§ **GIVEN RECORDS**
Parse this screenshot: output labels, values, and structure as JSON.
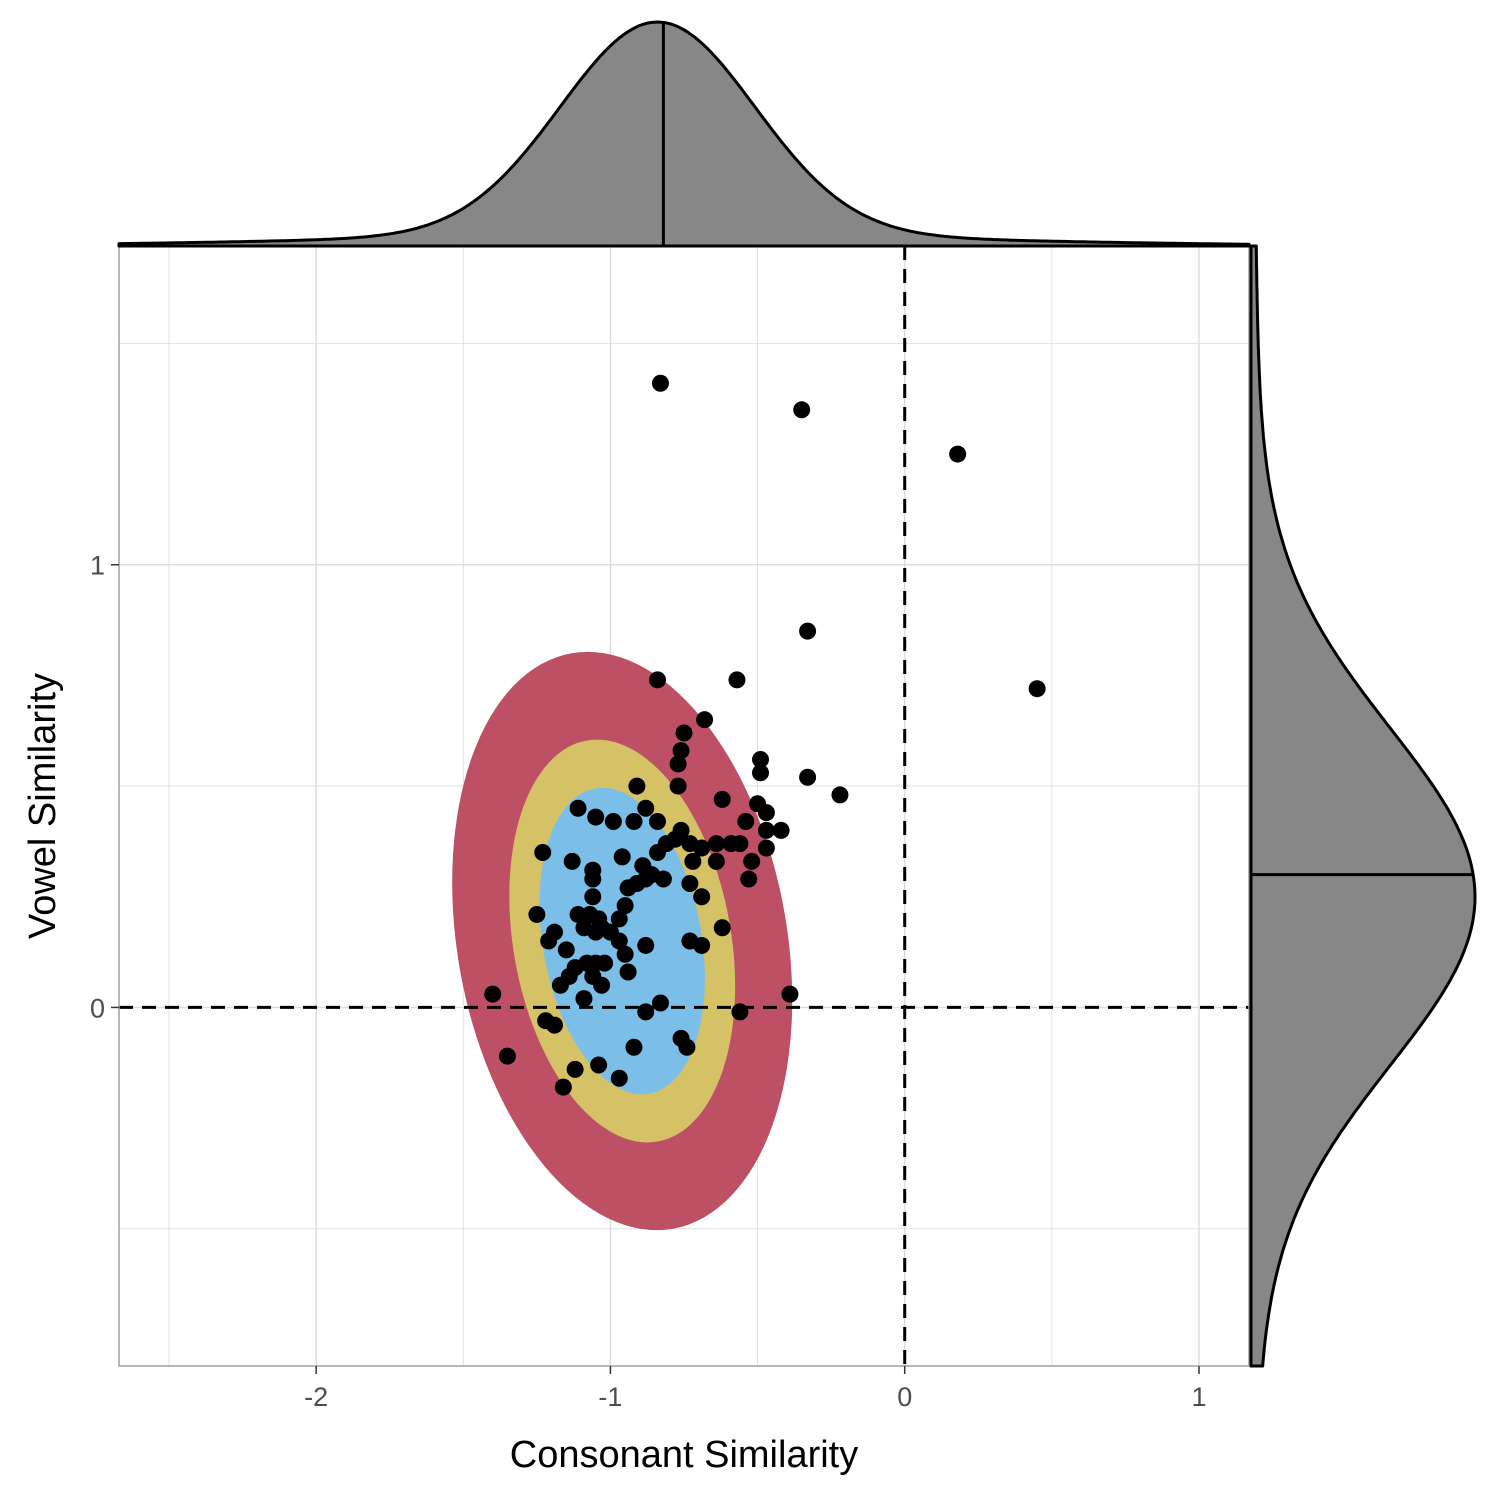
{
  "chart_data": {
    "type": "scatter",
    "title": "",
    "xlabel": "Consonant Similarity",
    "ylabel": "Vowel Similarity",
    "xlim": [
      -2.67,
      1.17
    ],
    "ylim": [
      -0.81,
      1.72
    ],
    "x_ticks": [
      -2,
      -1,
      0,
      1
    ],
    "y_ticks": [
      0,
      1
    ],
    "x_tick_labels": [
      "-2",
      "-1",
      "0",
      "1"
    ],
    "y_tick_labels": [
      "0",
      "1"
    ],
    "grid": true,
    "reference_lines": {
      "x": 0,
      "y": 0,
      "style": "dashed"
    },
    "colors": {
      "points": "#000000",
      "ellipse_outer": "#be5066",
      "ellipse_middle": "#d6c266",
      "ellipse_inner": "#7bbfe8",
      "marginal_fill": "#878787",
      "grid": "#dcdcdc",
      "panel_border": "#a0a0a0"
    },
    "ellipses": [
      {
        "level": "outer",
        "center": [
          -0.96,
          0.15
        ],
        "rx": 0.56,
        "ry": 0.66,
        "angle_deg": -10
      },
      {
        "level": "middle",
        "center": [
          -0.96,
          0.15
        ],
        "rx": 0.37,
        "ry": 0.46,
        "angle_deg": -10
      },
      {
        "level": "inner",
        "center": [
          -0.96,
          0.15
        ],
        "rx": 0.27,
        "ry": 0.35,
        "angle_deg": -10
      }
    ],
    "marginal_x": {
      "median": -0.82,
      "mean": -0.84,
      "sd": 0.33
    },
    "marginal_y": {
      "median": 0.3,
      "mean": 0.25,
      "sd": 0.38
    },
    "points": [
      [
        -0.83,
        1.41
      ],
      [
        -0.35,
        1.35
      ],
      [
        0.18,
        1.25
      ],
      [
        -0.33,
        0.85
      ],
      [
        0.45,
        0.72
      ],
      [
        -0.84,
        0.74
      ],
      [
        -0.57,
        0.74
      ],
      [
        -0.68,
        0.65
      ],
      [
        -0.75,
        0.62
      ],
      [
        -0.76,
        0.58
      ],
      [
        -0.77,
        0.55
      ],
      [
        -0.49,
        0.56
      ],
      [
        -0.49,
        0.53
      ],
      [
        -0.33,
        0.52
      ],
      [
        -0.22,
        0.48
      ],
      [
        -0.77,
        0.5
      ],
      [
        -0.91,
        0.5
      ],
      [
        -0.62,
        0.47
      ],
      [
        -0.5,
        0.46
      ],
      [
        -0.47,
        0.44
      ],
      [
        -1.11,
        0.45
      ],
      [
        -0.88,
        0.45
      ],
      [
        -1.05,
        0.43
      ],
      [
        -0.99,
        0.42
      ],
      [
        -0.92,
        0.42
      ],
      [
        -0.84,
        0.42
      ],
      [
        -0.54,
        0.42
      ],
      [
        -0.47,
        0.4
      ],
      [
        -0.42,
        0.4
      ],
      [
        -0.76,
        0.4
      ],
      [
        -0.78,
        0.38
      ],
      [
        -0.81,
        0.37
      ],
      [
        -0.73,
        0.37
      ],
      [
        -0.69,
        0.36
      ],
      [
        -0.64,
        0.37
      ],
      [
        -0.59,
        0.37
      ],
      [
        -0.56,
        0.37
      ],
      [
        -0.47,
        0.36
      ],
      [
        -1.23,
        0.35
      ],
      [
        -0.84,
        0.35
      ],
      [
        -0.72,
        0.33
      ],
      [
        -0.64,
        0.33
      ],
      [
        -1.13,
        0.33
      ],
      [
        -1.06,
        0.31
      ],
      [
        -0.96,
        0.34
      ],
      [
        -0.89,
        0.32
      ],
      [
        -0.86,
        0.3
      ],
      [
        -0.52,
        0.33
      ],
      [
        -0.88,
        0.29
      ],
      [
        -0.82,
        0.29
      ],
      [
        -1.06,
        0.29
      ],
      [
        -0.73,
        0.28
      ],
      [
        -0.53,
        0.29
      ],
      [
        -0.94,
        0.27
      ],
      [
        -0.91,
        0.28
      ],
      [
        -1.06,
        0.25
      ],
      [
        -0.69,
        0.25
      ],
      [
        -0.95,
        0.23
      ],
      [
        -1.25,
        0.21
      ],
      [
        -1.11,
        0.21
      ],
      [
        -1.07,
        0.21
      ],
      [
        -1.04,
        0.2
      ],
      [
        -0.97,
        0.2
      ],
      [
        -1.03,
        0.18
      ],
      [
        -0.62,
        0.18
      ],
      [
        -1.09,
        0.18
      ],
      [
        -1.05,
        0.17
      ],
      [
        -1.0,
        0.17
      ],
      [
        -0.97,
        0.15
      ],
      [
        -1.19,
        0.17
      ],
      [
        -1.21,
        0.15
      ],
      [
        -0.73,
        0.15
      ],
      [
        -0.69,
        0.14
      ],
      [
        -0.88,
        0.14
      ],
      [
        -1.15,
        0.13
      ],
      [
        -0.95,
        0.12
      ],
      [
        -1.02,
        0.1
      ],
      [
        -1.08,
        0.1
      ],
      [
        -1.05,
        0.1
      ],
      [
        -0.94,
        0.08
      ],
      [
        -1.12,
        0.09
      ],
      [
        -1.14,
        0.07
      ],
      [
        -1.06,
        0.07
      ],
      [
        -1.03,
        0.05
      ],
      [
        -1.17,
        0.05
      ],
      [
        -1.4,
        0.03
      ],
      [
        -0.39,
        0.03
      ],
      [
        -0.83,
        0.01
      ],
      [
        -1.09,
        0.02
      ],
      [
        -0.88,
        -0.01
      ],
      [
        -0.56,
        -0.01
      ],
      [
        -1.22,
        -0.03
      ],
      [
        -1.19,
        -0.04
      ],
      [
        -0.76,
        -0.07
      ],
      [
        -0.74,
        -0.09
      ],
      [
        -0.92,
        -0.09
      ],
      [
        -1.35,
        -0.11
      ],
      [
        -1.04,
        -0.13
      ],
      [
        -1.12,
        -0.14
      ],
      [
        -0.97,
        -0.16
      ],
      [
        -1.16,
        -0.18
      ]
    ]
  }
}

§ **INSTRUCTIONS FOR THE TASK**
Write out every line above exactly as it is, leaving out the pictures.

§ **RESPONSE TO THE EXERCISE**
Parse this screenshot: output labels, values, and structure as JSON.
{
  "chart_data": {
    "type": "scatter",
    "title": "",
    "xlabel": "Consonant Similarity",
    "ylabel": "Vowel Similarity",
    "xlim": [
      -2.67,
      1.17
    ],
    "ylim": [
      -0.81,
      1.72
    ],
    "x_ticks": [
      -2,
      -1,
      0,
      1
    ],
    "y_ticks": [
      0,
      1
    ],
    "x_tick_labels": [
      "-2",
      "-1",
      "0",
      "1"
    ],
    "y_tick_labels": [
      "0",
      "1"
    ],
    "grid": true,
    "reference_lines": {
      "x": 0,
      "y": 0,
      "style": "dashed"
    },
    "colors": {
      "points": "#000000",
      "ellipse_outer": "#be5066",
      "ellipse_middle": "#d6c266",
      "ellipse_inner": "#7bbfe8",
      "marginal_fill": "#878787",
      "grid": "#dcdcdc",
      "panel_border": "#a0a0a0"
    },
    "ellipses": [
      {
        "level": "outer",
        "center": [
          -0.96,
          0.15
        ],
        "rx": 0.56,
        "ry": 0.66,
        "angle_deg": -10
      },
      {
        "level": "middle",
        "center": [
          -0.96,
          0.15
        ],
        "rx": 0.37,
        "ry": 0.46,
        "angle_deg": -10
      },
      {
        "level": "inner",
        "center": [
          -0.96,
          0.15
        ],
        "rx": 0.27,
        "ry": 0.35,
        "angle_deg": -10
      }
    ],
    "marginal_x": {
      "median": -0.82,
      "mean": -0.84,
      "sd": 0.33
    },
    "marginal_y": {
      "median": 0.3,
      "mean": 0.25,
      "sd": 0.38
    },
    "points": [
      [
        -0.83,
        1.41
      ],
      [
        -0.35,
        1.35
      ],
      [
        0.18,
        1.25
      ],
      [
        -0.33,
        0.85
      ],
      [
        0.45,
        0.72
      ],
      [
        -0.84,
        0.74
      ],
      [
        -0.57,
        0.74
      ],
      [
        -0.68,
        0.65
      ],
      [
        -0.75,
        0.62
      ],
      [
        -0.76,
        0.58
      ],
      [
        -0.77,
        0.55
      ],
      [
        -0.49,
        0.56
      ],
      [
        -0.49,
        0.53
      ],
      [
        -0.33,
        0.52
      ],
      [
        -0.22,
        0.48
      ],
      [
        -0.77,
        0.5
      ],
      [
        -0.91,
        0.5
      ],
      [
        -0.62,
        0.47
      ],
      [
        -0.5,
        0.46
      ],
      [
        -0.47,
        0.44
      ],
      [
        -1.11,
        0.45
      ],
      [
        -0.88,
        0.45
      ],
      [
        -1.05,
        0.43
      ],
      [
        -0.99,
        0.42
      ],
      [
        -0.92,
        0.42
      ],
      [
        -0.84,
        0.42
      ],
      [
        -0.54,
        0.42
      ],
      [
        -0.47,
        0.4
      ],
      [
        -0.42,
        0.4
      ],
      [
        -0.76,
        0.4
      ],
      [
        -0.78,
        0.38
      ],
      [
        -0.81,
        0.37
      ],
      [
        -0.73,
        0.37
      ],
      [
        -0.69,
        0.36
      ],
      [
        -0.64,
        0.37
      ],
      [
        -0.59,
        0.37
      ],
      [
        -0.56,
        0.37
      ],
      [
        -0.47,
        0.36
      ],
      [
        -1.23,
        0.35
      ],
      [
        -0.84,
        0.35
      ],
      [
        -0.72,
        0.33
      ],
      [
        -0.64,
        0.33
      ],
      [
        -1.13,
        0.33
      ],
      [
        -1.06,
        0.31
      ],
      [
        -0.96,
        0.34
      ],
      [
        -0.89,
        0.32
      ],
      [
        -0.86,
        0.3
      ],
      [
        -0.52,
        0.33
      ],
      [
        -0.88,
        0.29
      ],
      [
        -0.82,
        0.29
      ],
      [
        -1.06,
        0.29
      ],
      [
        -0.73,
        0.28
      ],
      [
        -0.53,
        0.29
      ],
      [
        -0.94,
        0.27
      ],
      [
        -0.91,
        0.28
      ],
      [
        -1.06,
        0.25
      ],
      [
        -0.69,
        0.25
      ],
      [
        -0.95,
        0.23
      ],
      [
        -1.25,
        0.21
      ],
      [
        -1.11,
        0.21
      ],
      [
        -1.07,
        0.21
      ],
      [
        -1.04,
        0.2
      ],
      [
        -0.97,
        0.2
      ],
      [
        -1.03,
        0.18
      ],
      [
        -0.62,
        0.18
      ],
      [
        -1.09,
        0.18
      ],
      [
        -1.05,
        0.17
      ],
      [
        -1.0,
        0.17
      ],
      [
        -0.97,
        0.15
      ],
      [
        -1.19,
        0.17
      ],
      [
        -1.21,
        0.15
      ],
      [
        -0.73,
        0.15
      ],
      [
        -0.69,
        0.14
      ],
      [
        -0.88,
        0.14
      ],
      [
        -1.15,
        0.13
      ],
      [
        -0.95,
        0.12
      ],
      [
        -1.02,
        0.1
      ],
      [
        -1.08,
        0.1
      ],
      [
        -1.05,
        0.1
      ],
      [
        -0.94,
        0.08
      ],
      [
        -1.12,
        0.09
      ],
      [
        -1.14,
        0.07
      ],
      [
        -1.06,
        0.07
      ],
      [
        -1.03,
        0.05
      ],
      [
        -1.17,
        0.05
      ],
      [
        -1.4,
        0.03
      ],
      [
        -0.39,
        0.03
      ],
      [
        -0.83,
        0.01
      ],
      [
        -1.09,
        0.02
      ],
      [
        -0.88,
        -0.01
      ],
      [
        -0.56,
        -0.01
      ],
      [
        -1.22,
        -0.03
      ],
      [
        -1.19,
        -0.04
      ],
      [
        -0.76,
        -0.07
      ],
      [
        -0.74,
        -0.09
      ],
      [
        -0.92,
        -0.09
      ],
      [
        -1.35,
        -0.11
      ],
      [
        -1.04,
        -0.13
      ],
      [
        -1.12,
        -0.14
      ],
      [
        -0.97,
        -0.16
      ],
      [
        -1.16,
        -0.18
      ]
    ]
  }
}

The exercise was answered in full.